╭─ DATASET EXTRACT

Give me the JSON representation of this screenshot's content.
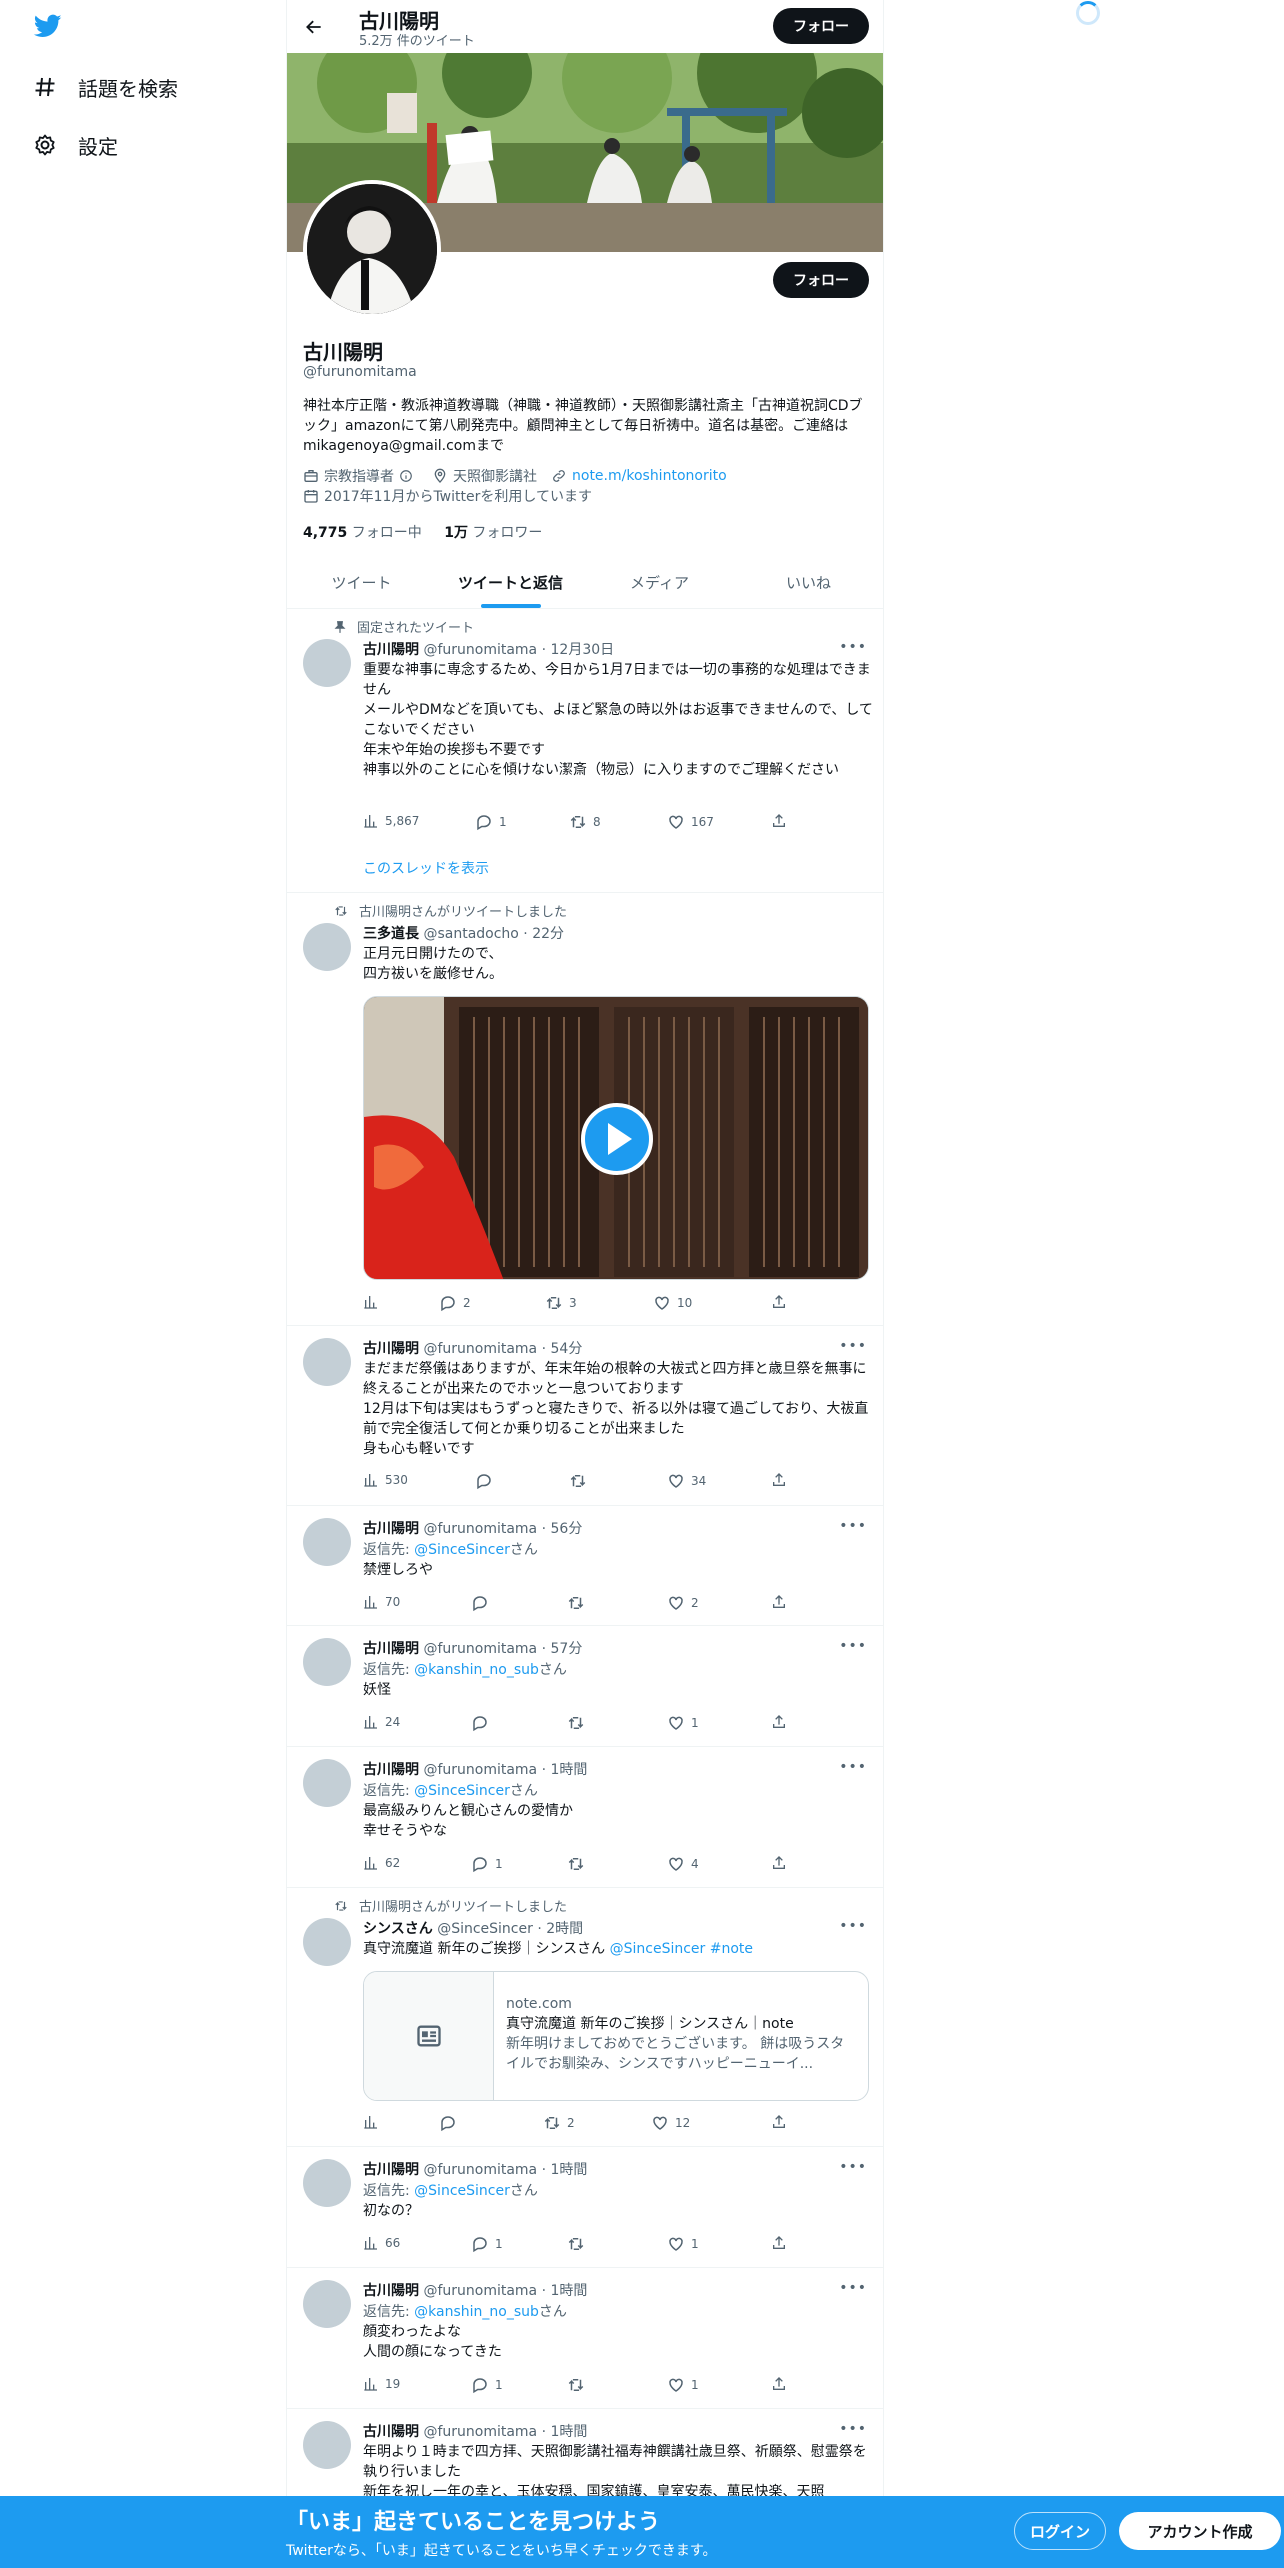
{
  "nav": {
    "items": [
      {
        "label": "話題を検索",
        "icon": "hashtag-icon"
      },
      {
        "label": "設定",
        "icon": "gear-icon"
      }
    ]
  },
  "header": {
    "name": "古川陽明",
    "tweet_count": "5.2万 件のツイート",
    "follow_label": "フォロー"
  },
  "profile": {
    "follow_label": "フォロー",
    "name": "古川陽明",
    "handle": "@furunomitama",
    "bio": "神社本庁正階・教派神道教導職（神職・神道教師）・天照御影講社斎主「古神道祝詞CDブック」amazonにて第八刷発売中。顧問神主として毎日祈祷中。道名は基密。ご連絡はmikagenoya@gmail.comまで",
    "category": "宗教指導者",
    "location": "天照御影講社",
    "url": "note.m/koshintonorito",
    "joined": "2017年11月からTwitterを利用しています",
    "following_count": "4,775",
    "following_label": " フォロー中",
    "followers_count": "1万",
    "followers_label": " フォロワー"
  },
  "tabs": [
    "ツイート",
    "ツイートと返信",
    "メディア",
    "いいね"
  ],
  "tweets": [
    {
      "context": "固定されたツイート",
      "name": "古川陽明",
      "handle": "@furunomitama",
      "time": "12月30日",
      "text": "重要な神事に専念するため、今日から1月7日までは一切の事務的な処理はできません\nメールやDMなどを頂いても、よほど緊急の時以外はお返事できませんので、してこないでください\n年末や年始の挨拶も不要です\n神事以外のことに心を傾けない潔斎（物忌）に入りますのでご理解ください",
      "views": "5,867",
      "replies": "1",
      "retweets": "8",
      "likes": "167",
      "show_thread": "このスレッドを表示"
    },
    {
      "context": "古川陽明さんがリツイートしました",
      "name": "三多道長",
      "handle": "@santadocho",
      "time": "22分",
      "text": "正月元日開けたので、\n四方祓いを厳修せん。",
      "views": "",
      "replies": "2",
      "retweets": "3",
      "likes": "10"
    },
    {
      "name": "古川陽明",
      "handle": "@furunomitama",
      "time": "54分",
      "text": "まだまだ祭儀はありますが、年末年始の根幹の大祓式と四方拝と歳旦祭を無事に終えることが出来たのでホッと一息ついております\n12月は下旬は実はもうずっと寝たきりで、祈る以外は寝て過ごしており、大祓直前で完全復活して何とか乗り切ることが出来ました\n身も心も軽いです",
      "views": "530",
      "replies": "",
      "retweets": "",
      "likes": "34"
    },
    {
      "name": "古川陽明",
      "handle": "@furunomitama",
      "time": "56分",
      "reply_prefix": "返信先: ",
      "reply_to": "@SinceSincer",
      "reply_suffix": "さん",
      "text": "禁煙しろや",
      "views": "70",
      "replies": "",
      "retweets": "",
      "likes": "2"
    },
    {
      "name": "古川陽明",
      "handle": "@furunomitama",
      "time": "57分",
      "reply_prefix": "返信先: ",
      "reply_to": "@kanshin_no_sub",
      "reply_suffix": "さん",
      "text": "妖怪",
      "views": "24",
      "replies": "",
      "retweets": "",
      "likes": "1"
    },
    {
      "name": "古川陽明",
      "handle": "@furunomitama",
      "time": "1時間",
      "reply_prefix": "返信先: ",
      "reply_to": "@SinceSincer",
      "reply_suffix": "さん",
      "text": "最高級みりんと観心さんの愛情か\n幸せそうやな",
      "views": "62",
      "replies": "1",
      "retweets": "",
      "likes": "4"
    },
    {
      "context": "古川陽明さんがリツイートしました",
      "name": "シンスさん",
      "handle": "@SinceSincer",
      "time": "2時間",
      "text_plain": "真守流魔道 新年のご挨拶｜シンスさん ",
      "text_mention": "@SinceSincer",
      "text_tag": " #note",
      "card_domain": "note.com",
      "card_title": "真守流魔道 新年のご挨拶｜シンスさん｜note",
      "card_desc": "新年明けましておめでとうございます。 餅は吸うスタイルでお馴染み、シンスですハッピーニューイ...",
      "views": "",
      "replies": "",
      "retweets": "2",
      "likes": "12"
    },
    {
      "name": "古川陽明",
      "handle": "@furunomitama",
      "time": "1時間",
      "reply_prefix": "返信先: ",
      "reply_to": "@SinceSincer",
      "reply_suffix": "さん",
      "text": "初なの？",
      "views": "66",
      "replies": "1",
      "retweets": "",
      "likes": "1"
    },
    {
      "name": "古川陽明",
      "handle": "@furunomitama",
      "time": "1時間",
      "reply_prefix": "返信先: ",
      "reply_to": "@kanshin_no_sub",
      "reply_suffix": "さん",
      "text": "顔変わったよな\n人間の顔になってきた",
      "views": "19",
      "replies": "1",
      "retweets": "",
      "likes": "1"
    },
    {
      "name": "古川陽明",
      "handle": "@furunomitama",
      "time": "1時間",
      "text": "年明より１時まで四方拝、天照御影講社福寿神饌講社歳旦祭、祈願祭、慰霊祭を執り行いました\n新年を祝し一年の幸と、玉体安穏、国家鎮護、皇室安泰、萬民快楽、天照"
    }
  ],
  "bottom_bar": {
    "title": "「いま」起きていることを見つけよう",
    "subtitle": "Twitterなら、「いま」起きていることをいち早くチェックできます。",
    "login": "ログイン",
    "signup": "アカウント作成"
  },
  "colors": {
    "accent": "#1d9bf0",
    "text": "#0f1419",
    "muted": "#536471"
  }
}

╰─
╭─ DATASET EXTRACT

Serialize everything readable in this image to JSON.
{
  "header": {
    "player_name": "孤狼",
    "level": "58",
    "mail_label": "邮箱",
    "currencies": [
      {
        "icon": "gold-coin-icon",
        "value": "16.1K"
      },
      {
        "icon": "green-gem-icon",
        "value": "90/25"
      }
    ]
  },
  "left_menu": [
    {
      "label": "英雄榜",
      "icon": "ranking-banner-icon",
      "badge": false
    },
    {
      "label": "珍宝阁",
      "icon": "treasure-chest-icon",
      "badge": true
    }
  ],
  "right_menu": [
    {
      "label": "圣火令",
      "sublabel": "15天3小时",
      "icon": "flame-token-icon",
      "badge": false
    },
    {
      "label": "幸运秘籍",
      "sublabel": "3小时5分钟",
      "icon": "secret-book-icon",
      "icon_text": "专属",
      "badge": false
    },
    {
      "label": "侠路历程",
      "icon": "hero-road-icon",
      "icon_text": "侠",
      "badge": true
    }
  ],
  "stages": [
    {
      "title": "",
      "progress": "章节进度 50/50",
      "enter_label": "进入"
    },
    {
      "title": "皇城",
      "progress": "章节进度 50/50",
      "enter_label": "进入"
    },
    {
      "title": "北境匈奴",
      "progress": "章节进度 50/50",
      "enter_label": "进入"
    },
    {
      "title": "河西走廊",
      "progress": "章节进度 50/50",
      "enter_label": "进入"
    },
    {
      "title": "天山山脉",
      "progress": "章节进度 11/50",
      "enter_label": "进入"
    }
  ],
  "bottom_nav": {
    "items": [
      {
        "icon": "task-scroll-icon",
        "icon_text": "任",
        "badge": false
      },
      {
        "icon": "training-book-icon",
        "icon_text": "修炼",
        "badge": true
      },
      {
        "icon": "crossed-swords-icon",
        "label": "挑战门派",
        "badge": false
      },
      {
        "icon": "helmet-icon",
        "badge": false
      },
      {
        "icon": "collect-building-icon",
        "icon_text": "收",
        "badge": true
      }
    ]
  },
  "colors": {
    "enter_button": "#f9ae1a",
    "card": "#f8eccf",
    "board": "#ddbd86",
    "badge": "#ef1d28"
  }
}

╰─

For this exercise, gather every line of the data that contains the word "新年のご挨拶".

      "text_plain": "真守流魔道 新年のご挨拶｜シンスさん ",
      "card_title": "真守流魔道 新年のご挨拶｜シンスさん｜note",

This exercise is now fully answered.